* **Extrait**:
C'est ce qu'a enseigné jusqu'à présent la théologie morale catholique. Or, dans l'interview accordé au Crux, Monseigneur Paglia nie tout cela et donne l'image inverse. Il pense que "l'instrumentalisation d'un argument à des fins politiques ou par paresse (...) est nuisible". Utiliser un thème éthique pour des raisons politiques, comme peut l'être celui de la défense de la vie, c'est faire de l'idéologie et instrumentaliser des principes moraux. Ceci est dit, évidemment, aussi bien pour le politicien qui met la défense de la vie humaine contre l'avortement d'état dans son programme que pour l'électeur qui assume la défense de la vie comme critère principal de vote. Les deux seraient idéologiques, c'est-à-dire qu'ils utiliseraient le principe moral pour leurs propres intérêts. L'électeur catholique devrait laisser "les principes moraux qui ne permettent pas d'exceptions" en dehors de l'isoloir, afin que tous les partis soient moralement viables.

La raison indiquée par Monseigneur Paglia est que les catholiques doivent s'engager, avec d'autres hommes, dans "une perspective bioéthique globale, impliquant toutes les grandes questions qui touchent la vie, de l'individu et de la famille humaine", de sorte qu'isoler un élément de la défense de la vie, comme la question de l'avortement, signifie instrumentaliser la question morale pour des raisons idéologiques.

On ne sait pas très bien comment il est possible de défendre la vie dans toutes ses manifestations sans la défendre également dans chacune d'entre elles, ni comment il est possible de favoriser la vie dans toutes ses manifestations en refusant une priorité ordinative au moment initial de la vie elle-même. Les valeurs à poursuivre sont certainement nombreuses, mais elles ne constituent pas un ensemble indistinct, elles ne sont pas un "tas" de valeurs, mais un ordre de valeurs, et tout ordre a besoin de principes d'ordre. La vie est l'une d'entre elles et ne peut donc pas être mise sur le même plan que les autres.

Paglia, au contraire, voit l'ensemble des valeurs morales comme un tout indistinct, comme une somme ou une liste, et se propose de les poursuivre toutes ensemble; il tombe dans l'utopie, celle qui sert toujours les intérêts partisans. À l'enfant qui, dans le ventre de sa mère, lui demande de vivre, comment répondre qu'il doit être patient, car les valeurs de la vie doivent être poursuivies toutes ensemble ?

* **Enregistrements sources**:
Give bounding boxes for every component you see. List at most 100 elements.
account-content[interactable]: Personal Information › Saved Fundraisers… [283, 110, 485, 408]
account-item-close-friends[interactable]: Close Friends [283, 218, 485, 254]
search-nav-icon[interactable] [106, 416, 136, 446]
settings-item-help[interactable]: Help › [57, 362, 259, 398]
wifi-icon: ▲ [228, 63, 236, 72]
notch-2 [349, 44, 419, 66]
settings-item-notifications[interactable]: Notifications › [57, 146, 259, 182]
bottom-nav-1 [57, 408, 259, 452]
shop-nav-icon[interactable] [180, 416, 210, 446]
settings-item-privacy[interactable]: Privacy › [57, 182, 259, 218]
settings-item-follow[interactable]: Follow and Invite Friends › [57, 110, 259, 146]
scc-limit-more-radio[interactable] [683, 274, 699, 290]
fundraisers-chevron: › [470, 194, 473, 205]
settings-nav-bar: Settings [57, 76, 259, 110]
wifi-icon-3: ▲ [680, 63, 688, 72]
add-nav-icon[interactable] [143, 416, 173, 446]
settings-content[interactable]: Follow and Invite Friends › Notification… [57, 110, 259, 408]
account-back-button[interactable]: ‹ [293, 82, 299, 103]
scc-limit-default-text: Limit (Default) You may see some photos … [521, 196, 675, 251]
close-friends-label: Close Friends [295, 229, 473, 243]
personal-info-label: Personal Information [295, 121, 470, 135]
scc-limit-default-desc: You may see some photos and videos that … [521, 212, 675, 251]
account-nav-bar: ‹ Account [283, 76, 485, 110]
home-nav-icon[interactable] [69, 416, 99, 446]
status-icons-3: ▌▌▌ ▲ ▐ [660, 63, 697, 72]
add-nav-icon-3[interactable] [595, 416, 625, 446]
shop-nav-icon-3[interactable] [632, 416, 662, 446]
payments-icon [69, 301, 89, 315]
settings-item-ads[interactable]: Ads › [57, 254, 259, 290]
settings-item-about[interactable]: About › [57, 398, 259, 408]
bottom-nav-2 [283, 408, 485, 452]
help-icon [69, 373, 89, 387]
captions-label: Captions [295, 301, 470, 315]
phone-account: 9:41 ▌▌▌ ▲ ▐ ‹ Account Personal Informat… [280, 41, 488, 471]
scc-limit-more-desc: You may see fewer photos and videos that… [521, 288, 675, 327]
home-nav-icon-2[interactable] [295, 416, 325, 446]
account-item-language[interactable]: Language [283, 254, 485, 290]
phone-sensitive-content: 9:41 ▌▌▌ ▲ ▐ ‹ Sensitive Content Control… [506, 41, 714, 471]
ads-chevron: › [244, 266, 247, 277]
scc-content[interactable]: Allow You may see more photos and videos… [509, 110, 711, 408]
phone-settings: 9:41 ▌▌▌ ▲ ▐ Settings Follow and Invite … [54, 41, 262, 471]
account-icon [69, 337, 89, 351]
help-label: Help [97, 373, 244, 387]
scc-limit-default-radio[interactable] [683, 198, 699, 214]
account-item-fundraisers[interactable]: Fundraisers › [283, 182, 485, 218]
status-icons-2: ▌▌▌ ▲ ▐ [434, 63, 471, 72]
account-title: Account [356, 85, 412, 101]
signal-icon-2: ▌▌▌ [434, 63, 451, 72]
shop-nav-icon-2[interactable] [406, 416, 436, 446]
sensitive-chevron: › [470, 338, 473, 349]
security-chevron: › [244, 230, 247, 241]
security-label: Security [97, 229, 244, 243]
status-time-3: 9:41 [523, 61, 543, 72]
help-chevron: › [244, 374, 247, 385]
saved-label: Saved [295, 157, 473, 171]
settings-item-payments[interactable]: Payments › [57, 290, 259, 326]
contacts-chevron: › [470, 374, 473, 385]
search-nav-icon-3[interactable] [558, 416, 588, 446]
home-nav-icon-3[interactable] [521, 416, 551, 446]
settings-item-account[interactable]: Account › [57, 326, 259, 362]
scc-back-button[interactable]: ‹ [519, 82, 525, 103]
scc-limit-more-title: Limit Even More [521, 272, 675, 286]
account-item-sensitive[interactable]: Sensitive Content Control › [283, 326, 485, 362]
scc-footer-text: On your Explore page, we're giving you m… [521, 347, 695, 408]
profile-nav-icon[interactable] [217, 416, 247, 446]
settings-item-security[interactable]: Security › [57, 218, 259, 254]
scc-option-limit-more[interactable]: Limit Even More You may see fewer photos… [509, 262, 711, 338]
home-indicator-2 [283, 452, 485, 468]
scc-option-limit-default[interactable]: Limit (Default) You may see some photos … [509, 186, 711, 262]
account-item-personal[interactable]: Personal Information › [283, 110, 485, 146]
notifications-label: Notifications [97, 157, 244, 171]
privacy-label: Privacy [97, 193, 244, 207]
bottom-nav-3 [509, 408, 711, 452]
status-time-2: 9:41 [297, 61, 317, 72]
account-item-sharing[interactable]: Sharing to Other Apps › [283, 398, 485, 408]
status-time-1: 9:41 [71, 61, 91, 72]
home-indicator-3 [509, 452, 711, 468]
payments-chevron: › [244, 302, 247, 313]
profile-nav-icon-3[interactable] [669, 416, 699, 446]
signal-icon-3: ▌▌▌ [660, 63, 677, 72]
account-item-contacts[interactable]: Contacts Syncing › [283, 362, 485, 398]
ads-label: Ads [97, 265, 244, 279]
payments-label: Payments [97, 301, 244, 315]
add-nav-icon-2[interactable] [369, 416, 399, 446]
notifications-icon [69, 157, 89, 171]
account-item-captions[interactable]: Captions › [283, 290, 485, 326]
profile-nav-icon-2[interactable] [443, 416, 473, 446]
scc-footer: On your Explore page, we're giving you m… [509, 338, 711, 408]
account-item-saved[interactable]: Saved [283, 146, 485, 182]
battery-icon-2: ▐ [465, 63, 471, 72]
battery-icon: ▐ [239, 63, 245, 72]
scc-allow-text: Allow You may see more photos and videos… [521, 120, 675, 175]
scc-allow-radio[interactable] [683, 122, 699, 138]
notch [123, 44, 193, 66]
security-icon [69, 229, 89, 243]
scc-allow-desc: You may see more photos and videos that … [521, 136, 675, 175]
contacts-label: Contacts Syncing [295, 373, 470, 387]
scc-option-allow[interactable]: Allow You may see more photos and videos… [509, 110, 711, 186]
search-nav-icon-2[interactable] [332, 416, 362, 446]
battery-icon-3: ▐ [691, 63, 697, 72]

* **Tâches à réaliser**:
(a) Reproduisez le passage de l'extrait sur Monseigneur Paglia qui commence aux mots "On ne sait pas" et s'arrête après les mots "que les autres.".
(b) Répondez aux questions suivantes à partir de l'extrait sur Monseigneur Paglia.
(i) À quel média Monseigneur Paglia a-t-il accordé l'interview ?
(ii) Où l'électeur catholique devrait-il laisser « les principes moraux qui ne permettent pas d'exceptions » ?
(iii) De quoi tout ordre a-t-il besoin ?
(c) Rédigez la suite de l'extrait sur Monseigneur Paglia en partant de sa dernière phrase.

* **Réponses par tâche**:
(a)
On ne sait pas très bien comment il est possible de défendre la vie dans toutes ses manifestations sans la défendre également dans chacune d'entre elles, ni comment il est possible de favoriser la vie dans toutes ses manifestations en refusant une priorité ordinative au moment initial de la vie elle-même. Les valeurs à poursuivre sont certainement nombreuses, mais elles ne constituent pas un ensemble indistinct, elles ne sont pas un "tas" de valeurs, mais un ordre de valeurs, et tout ordre a besoin de principes d'ordre. La vie est l'une d'entre elles et ne peut donc pas être mise sur le même plan que les autres.

(b)
(i) Au Crux.
(ii) En dehors de l'isoloir.
(iii) De principes d'ordre.

(c)
De nombreux observateurs ont déclaré que Paglia s'exprimait ainsi en relation avec les prochaines élections américaines, en soutien à Biden et contre Trump. Nous n'avons aucun mal à le croire. Cependant, il est nécessaire de voir dans ces déclarations les étapes vers une refonte globale de la théologie morale catholique. Les interventions surprenantes de Paglia sont en fait cohérentes entre elles, conformes au nouveau statut de l'Académie pontificale pour la vie, conformes à l'absorption/transfiguration de l'Institut Jean-Paul II pour le mariage et la famille, conformes à l'annulation de la théologie morale catholique de la doctrine des principes non négociables, conformes à de nombreux enseignements du Pape François qui ne fait pas de distinction au sein des mouvements populaires et les encourage tous également et qui prétend ne pas comprendre même le sens de l'expression "principes non négociables".

La renonciation aux principes dits non négociables, compris comme les principes ordonnateurs de la morale naturelle, produit des conséquences (intentionnelles) très graves. Monseigneur Paglia le sait certainement. S'il n'y a rien qui ne puisse jamais être fait - ni par l'homme politique ni par l'électeur - alors tout peut être fait. Si l'on peut voter pour tous les partis, les partis gagnants peuvent tout faire. Il sera donc inévitable que l'électeur, au moment de voter, fasse cet "équilibre des actifs" que Veritatis splendor interdit. Il sera également inévitable que les élus fassent de même une fois qu'ils auront été élus. Plus que promouvoir une nouvelle image de la morale catholique, il semble plutôt que ce soit de sa destruction qu'il s'agit.